* start *

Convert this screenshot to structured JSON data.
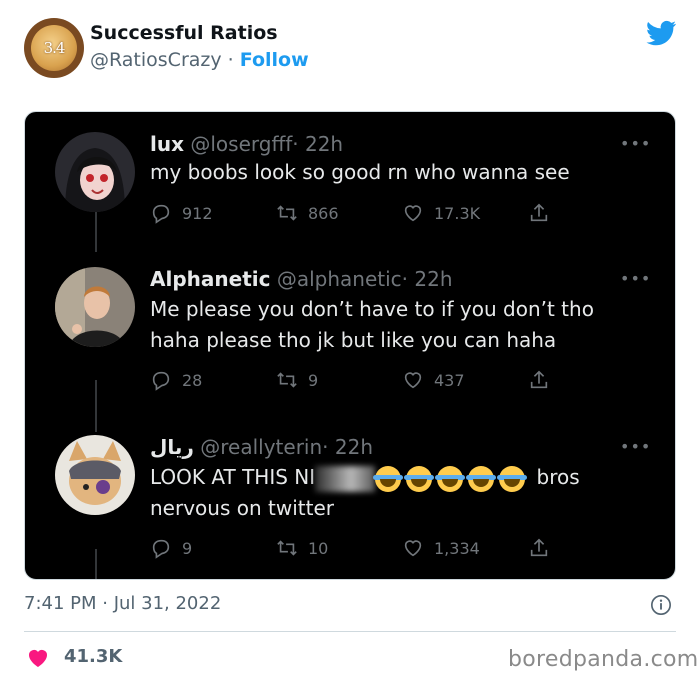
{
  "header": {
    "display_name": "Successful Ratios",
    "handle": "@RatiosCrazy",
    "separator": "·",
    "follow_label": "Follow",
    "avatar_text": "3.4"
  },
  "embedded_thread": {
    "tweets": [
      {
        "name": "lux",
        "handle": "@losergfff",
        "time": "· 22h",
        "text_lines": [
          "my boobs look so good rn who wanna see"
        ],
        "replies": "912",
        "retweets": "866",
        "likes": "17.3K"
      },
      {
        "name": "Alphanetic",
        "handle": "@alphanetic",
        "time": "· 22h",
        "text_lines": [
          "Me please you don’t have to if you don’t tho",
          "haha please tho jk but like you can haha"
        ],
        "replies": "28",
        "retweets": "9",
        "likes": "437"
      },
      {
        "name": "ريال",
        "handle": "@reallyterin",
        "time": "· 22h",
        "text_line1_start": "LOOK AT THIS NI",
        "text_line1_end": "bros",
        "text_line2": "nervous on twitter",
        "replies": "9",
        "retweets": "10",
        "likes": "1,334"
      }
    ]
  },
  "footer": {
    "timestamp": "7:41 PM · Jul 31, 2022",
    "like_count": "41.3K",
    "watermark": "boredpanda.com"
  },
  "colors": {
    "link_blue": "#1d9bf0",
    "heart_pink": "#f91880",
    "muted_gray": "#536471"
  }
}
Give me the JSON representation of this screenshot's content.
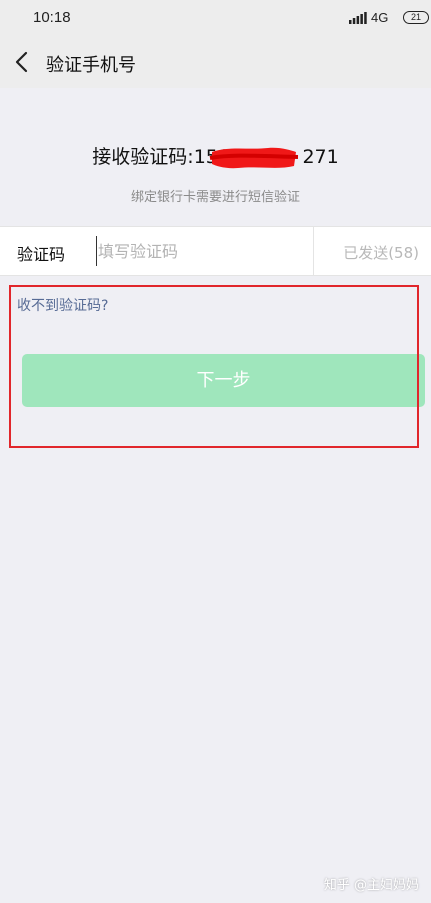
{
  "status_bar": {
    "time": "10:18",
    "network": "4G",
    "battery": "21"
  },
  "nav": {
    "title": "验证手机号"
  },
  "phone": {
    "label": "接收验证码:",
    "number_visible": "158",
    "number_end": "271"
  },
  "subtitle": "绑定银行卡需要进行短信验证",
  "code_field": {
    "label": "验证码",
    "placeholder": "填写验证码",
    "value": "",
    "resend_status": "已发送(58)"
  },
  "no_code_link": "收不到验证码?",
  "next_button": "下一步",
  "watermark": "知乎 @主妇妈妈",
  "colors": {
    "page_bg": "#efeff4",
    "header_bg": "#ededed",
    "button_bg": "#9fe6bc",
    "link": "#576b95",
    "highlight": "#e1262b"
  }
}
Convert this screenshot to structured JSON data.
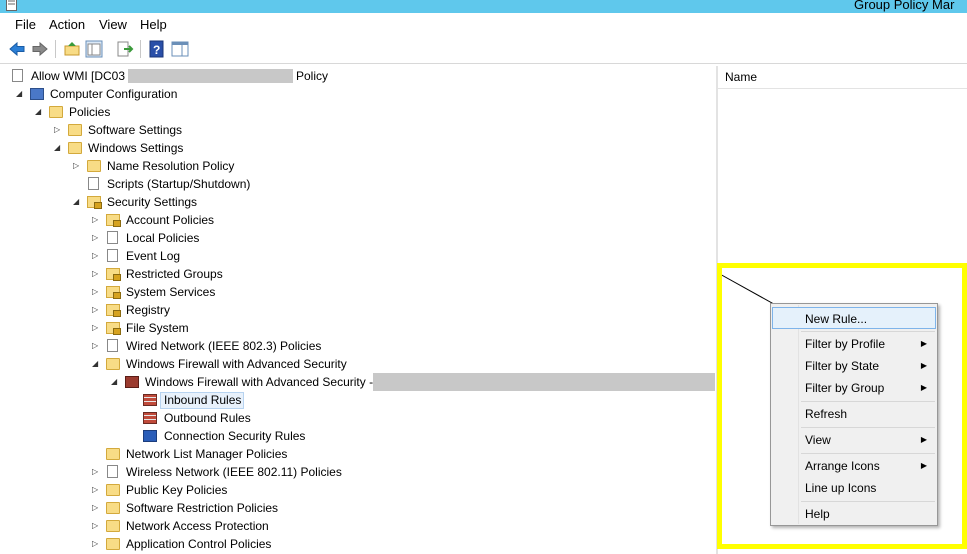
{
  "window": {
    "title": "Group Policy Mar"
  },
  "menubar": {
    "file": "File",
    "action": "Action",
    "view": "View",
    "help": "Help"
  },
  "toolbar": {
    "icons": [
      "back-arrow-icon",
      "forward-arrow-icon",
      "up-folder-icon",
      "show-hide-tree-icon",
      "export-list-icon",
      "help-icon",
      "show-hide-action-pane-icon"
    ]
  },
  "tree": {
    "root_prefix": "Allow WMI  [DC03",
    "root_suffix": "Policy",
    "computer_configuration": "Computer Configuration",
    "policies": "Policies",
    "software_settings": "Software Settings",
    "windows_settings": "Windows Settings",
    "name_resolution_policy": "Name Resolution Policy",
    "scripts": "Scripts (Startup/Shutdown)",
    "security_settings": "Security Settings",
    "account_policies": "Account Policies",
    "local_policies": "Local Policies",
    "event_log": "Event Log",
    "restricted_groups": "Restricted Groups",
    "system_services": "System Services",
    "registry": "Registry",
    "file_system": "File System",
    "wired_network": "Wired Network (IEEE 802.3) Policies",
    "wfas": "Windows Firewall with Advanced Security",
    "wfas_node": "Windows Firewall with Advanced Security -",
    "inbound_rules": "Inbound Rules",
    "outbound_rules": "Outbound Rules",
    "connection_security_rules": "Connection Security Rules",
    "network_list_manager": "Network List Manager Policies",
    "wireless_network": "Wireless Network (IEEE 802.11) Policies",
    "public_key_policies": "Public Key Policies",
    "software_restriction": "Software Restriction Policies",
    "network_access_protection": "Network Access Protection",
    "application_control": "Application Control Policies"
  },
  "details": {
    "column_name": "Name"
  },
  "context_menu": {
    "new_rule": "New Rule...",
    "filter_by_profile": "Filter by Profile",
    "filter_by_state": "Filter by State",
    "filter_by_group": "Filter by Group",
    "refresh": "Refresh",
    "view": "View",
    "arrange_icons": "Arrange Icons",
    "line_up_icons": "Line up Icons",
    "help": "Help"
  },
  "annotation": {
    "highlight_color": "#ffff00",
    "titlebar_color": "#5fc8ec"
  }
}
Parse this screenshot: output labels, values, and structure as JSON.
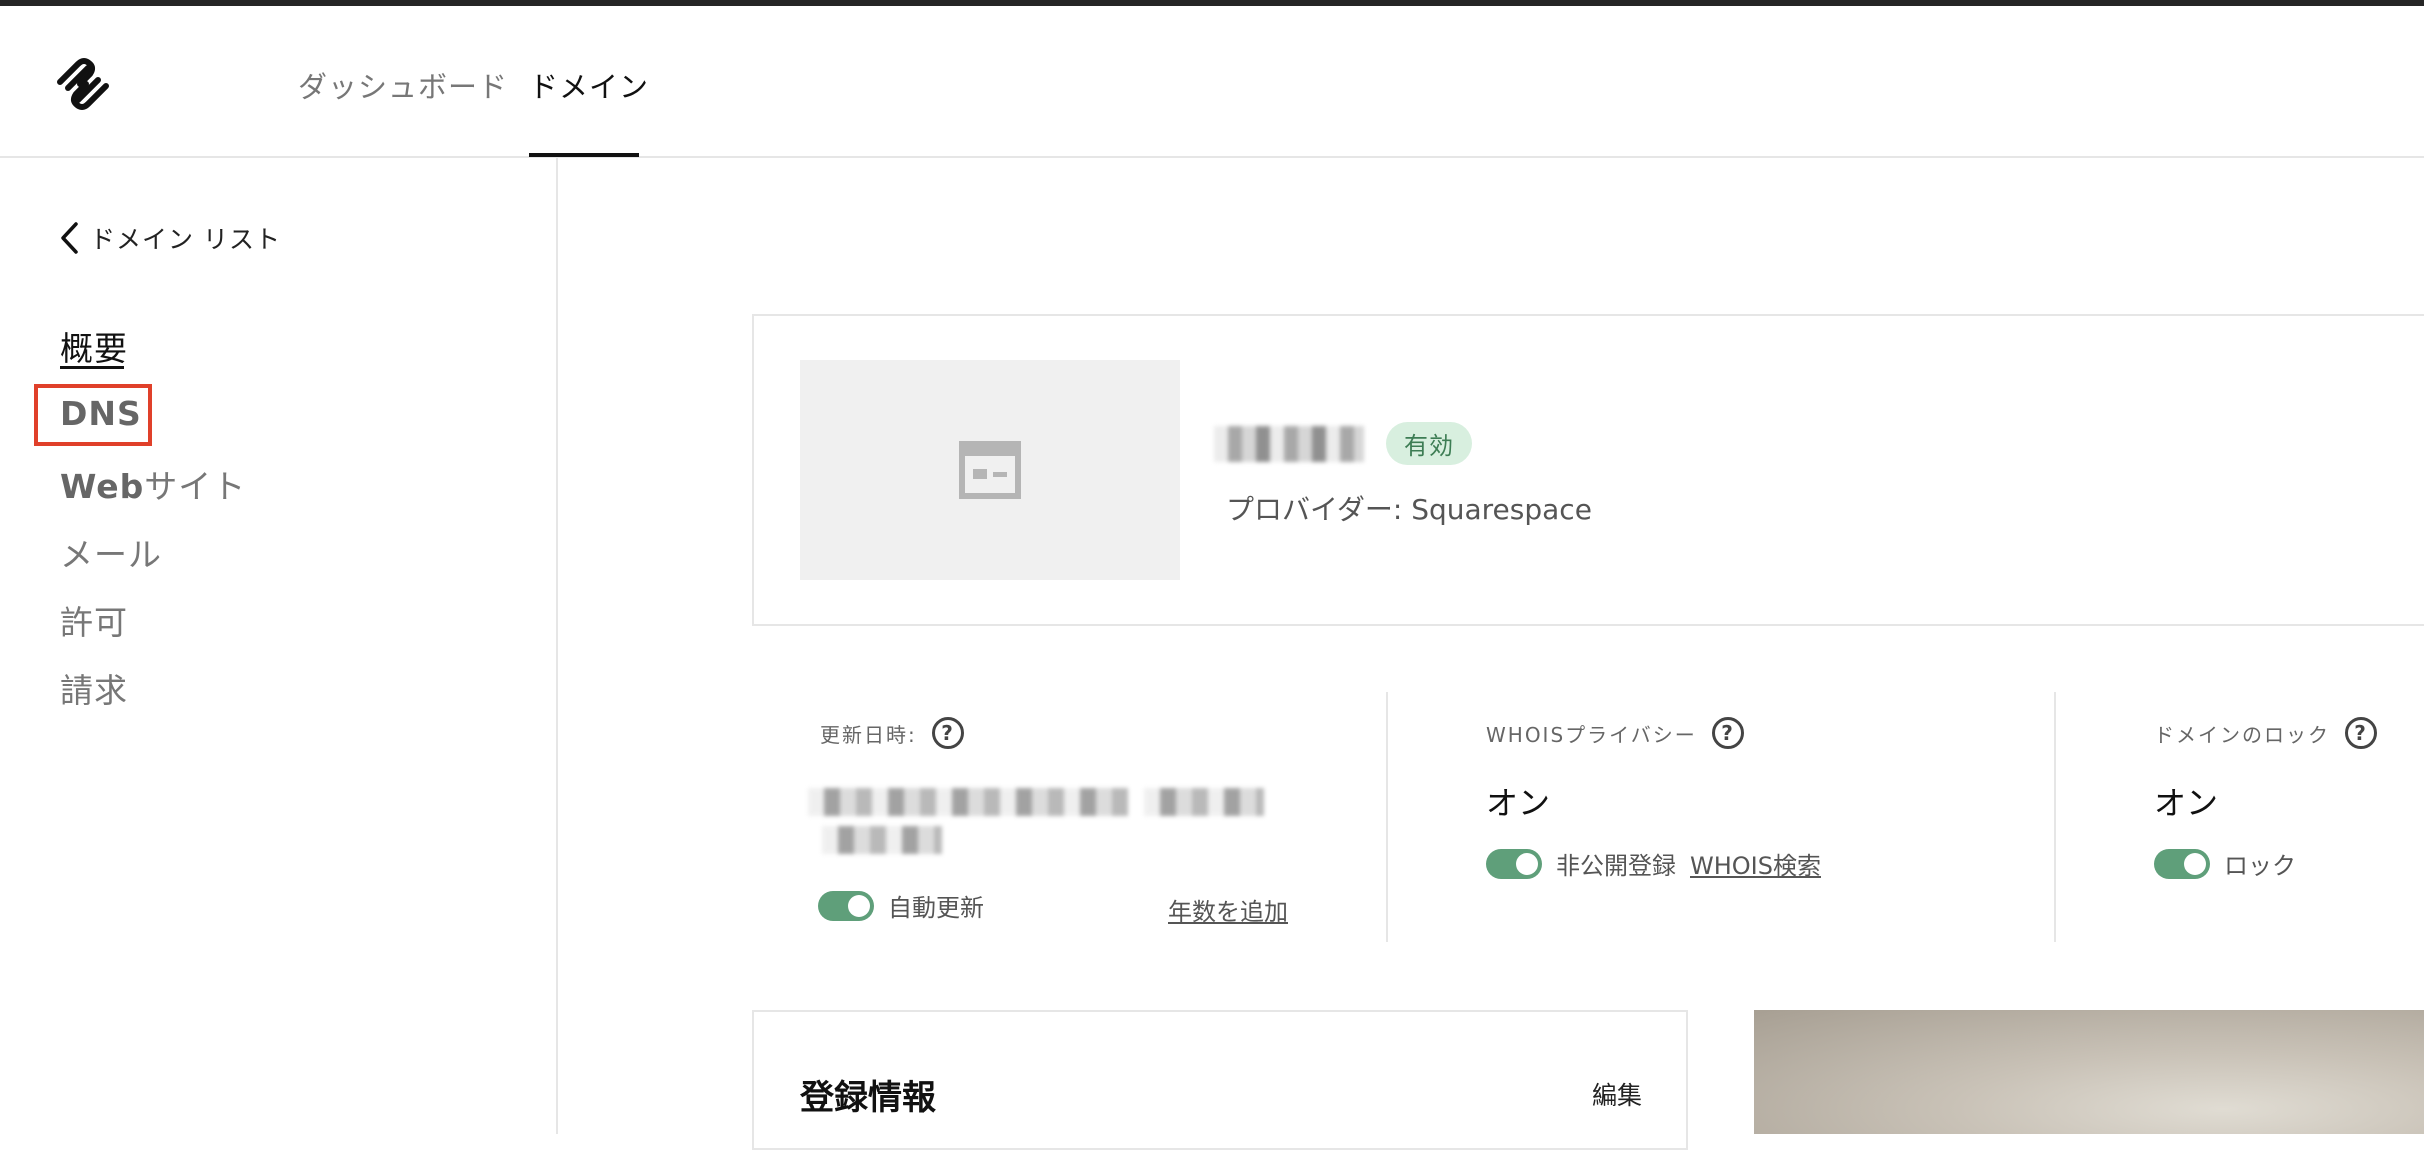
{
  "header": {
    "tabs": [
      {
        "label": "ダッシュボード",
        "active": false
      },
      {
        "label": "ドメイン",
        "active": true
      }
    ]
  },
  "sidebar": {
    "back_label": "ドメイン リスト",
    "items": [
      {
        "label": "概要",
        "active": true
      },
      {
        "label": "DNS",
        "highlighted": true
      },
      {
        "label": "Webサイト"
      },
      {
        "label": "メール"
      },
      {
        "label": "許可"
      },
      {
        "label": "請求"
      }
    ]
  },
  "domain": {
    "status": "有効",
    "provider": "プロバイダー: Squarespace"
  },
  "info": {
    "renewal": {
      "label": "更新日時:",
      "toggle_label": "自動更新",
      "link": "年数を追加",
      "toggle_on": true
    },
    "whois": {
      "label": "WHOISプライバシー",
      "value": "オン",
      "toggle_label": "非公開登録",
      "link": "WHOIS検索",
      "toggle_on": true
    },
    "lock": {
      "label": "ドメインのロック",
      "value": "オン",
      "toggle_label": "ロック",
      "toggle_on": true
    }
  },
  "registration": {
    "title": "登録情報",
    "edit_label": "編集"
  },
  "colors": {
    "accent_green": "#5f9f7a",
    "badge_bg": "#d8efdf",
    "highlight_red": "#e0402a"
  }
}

* end *

> Stated exercise: Reproduce the records verbatim, omitting all images they contain.

> Exercise answer:
Convert this screenshot to structured JSON data.
{
  "header": {
    "display_name": "Successful Ratios",
    "handle": "@RatiosCrazy",
    "separator": "·",
    "follow_label": "Follow",
    "avatar_text": "3.4"
  },
  "embedded_thread": {
    "tweets": [
      {
        "name": "lux",
        "handle": "@losergfff",
        "time": "· 22h",
        "text_lines": [
          "my boobs look so good rn who wanna see"
        ],
        "replies": "912",
        "retweets": "866",
        "likes": "17.3K"
      },
      {
        "name": "Alphanetic",
        "handle": "@alphanetic",
        "time": "· 22h",
        "text_lines": [
          "Me please you don’t have to if you don’t tho",
          "haha please tho jk but like you can haha"
        ],
        "replies": "28",
        "retweets": "9",
        "likes": "437"
      },
      {
        "name": "ريال",
        "handle": "@reallyterin",
        "time": "· 22h",
        "text_line1_start": "LOOK AT THIS NI",
        "text_line1_end": "bros",
        "text_line2": "nervous on twitter",
        "replies": "9",
        "retweets": "10",
        "likes": "1,334"
      }
    ]
  },
  "footer": {
    "timestamp": "7:41 PM · Jul 31, 2022",
    "like_count": "41.3K",
    "watermark": "boredpanda.com"
  },
  "colors": {
    "link_blue": "#1d9bf0",
    "heart_pink": "#f91880",
    "muted_gray": "#536471"
  }
}
Give me the JSON representation of this screenshot's content.
{
  "status_bar": {
    "time": "10:18",
    "network": "4G",
    "battery": "21"
  },
  "nav": {
    "title": "验证手机号"
  },
  "phone": {
    "label": "接收验证码:",
    "number_visible": "158",
    "number_end": "271"
  },
  "subtitle": "绑定银行卡需要进行短信验证",
  "code_field": {
    "label": "验证码",
    "placeholder": "填写验证码",
    "value": "",
    "resend_status": "已发送(58)"
  },
  "no_code_link": "收不到验证码?",
  "next_button": "下一步",
  "watermark": "知乎 @主妇妈妈",
  "colors": {
    "page_bg": "#efeff4",
    "header_bg": "#ededed",
    "button_bg": "#9fe6bc",
    "link": "#576b95",
    "highlight": "#e1262b"
  }
}
Convert this screenshot to structured JSON data.
{
  "window": {
    "title": "Group Policy Mar"
  },
  "menubar": {
    "file": "File",
    "action": "Action",
    "view": "View",
    "help": "Help"
  },
  "toolbar": {
    "icons": [
      "back-arrow-icon",
      "forward-arrow-icon",
      "up-folder-icon",
      "show-hide-tree-icon",
      "export-list-icon",
      "help-icon",
      "show-hide-action-pane-icon"
    ]
  },
  "tree": {
    "root_prefix": "Allow WMI  [DC03",
    "root_suffix": "Policy",
    "computer_configuration": "Computer Configuration",
    "policies": "Policies",
    "software_settings": "Software Settings",
    "windows_settings": "Windows Settings",
    "name_resolution_policy": "Name Resolution Policy",
    "scripts": "Scripts (Startup/Shutdown)",
    "security_settings": "Security Settings",
    "account_policies": "Account Policies",
    "local_policies": "Local Policies",
    "event_log": "Event Log",
    "restricted_groups": "Restricted Groups",
    "system_services": "System Services",
    "registry": "Registry",
    "file_system": "File System",
    "wired_network": "Wired Network (IEEE 802.3) Policies",
    "wfas": "Windows Firewall with Advanced Security",
    "wfas_node": "Windows Firewall with Advanced Security -",
    "inbound_rules": "Inbound Rules",
    "outbound_rules": "Outbound Rules",
    "connection_security_rules": "Connection Security Rules",
    "network_list_manager": "Network List Manager Policies",
    "wireless_network": "Wireless Network (IEEE 802.11) Policies",
    "public_key_policies": "Public Key Policies",
    "software_restriction": "Software Restriction Policies",
    "network_access_protection": "Network Access Protection",
    "application_control": "Application Control Policies"
  },
  "details": {
    "column_name": "Name"
  },
  "context_menu": {
    "new_rule": "New Rule...",
    "filter_by_profile": "Filter by Profile",
    "filter_by_state": "Filter by State",
    "filter_by_group": "Filter by Group",
    "refresh": "Refresh",
    "view": "View",
    "arrange_icons": "Arrange Icons",
    "line_up_icons": "Line up Icons",
    "help": "Help"
  },
  "annotation": {
    "highlight_color": "#ffff00",
    "titlebar_color": "#5fc8ec"
  }
}
Parse this screenshot: output labels, values, and structure as JSON.
{
  "header": {
    "tabs": [
      {
        "label": "ダッシュボード",
        "active": false
      },
      {
        "label": "ドメイン",
        "active": true
      }
    ]
  },
  "sidebar": {
    "back_label": "ドメイン リスト",
    "items": [
      {
        "label": "概要",
        "active": true
      },
      {
        "label": "DNS",
        "highlighted": true
      },
      {
        "label": "Webサイト"
      },
      {
        "label": "メール"
      },
      {
        "label": "許可"
      },
      {
        "label": "請求"
      }
    ]
  },
  "domain": {
    "status": "有効",
    "provider": "プロバイダー: Squarespace"
  },
  "info": {
    "renewal": {
      "label": "更新日時:",
      "toggle_label": "自動更新",
      "link": "年数を追加",
      "toggle_on": true
    },
    "whois": {
      "label": "WHOISプライバシー",
      "value": "オン",
      "toggle_label": "非公開登録",
      "link": "WHOIS検索",
      "toggle_on": true
    },
    "lock": {
      "label": "ドメインのロック",
      "value": "オン",
      "toggle_label": "ロック",
      "toggle_on": true
    }
  },
  "registration": {
    "title": "登録情報",
    "edit_label": "編集"
  },
  "colors": {
    "accent_green": "#5f9f7a",
    "badge_bg": "#d8efdf",
    "highlight_red": "#e0402a"
  }
}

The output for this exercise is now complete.